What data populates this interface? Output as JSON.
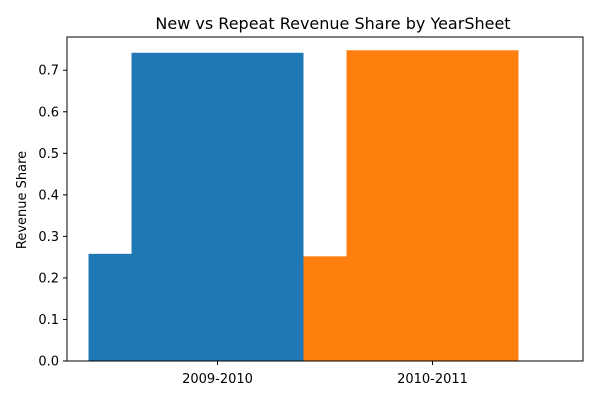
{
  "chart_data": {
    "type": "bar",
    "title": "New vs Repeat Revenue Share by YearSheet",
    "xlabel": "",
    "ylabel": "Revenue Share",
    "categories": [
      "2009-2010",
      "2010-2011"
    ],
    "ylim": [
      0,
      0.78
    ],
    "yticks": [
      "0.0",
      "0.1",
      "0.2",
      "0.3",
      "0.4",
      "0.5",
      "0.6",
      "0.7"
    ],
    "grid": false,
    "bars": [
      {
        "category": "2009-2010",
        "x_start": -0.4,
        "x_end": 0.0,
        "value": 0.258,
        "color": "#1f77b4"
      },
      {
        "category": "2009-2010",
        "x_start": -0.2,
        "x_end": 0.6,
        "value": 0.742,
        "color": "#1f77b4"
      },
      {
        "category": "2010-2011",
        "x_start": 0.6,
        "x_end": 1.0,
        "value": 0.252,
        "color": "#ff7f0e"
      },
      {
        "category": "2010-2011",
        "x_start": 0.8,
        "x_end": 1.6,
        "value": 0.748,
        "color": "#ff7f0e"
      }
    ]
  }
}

---

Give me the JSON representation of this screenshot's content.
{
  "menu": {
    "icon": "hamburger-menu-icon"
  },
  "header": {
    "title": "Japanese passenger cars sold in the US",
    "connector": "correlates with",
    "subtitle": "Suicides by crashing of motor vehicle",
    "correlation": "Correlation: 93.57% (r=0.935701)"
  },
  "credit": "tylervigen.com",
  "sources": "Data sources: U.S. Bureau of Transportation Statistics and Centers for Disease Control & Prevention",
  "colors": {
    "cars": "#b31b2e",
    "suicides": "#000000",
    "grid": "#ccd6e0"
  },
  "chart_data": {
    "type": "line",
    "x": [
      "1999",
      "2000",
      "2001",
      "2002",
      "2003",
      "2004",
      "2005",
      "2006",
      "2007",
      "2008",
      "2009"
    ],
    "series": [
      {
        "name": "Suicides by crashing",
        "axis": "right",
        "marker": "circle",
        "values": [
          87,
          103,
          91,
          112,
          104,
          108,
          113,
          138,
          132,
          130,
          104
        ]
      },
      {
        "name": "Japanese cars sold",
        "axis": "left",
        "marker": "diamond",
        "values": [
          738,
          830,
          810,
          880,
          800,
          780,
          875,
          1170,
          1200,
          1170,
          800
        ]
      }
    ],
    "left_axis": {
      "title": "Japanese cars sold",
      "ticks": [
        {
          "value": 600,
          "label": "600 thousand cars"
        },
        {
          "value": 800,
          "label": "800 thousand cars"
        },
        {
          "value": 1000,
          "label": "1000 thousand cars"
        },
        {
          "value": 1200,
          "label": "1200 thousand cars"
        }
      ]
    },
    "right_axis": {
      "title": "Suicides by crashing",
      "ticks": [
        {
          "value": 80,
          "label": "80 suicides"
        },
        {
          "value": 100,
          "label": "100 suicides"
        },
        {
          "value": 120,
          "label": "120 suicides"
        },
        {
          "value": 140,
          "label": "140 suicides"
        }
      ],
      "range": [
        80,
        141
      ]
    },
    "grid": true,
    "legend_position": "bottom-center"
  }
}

**Stated exercise:**
Look for "this" and pull out every line that has it.

**Completed exercise:**
What data populates this interface? Output as JSON.
Give me the JSON representation of this screenshot's content.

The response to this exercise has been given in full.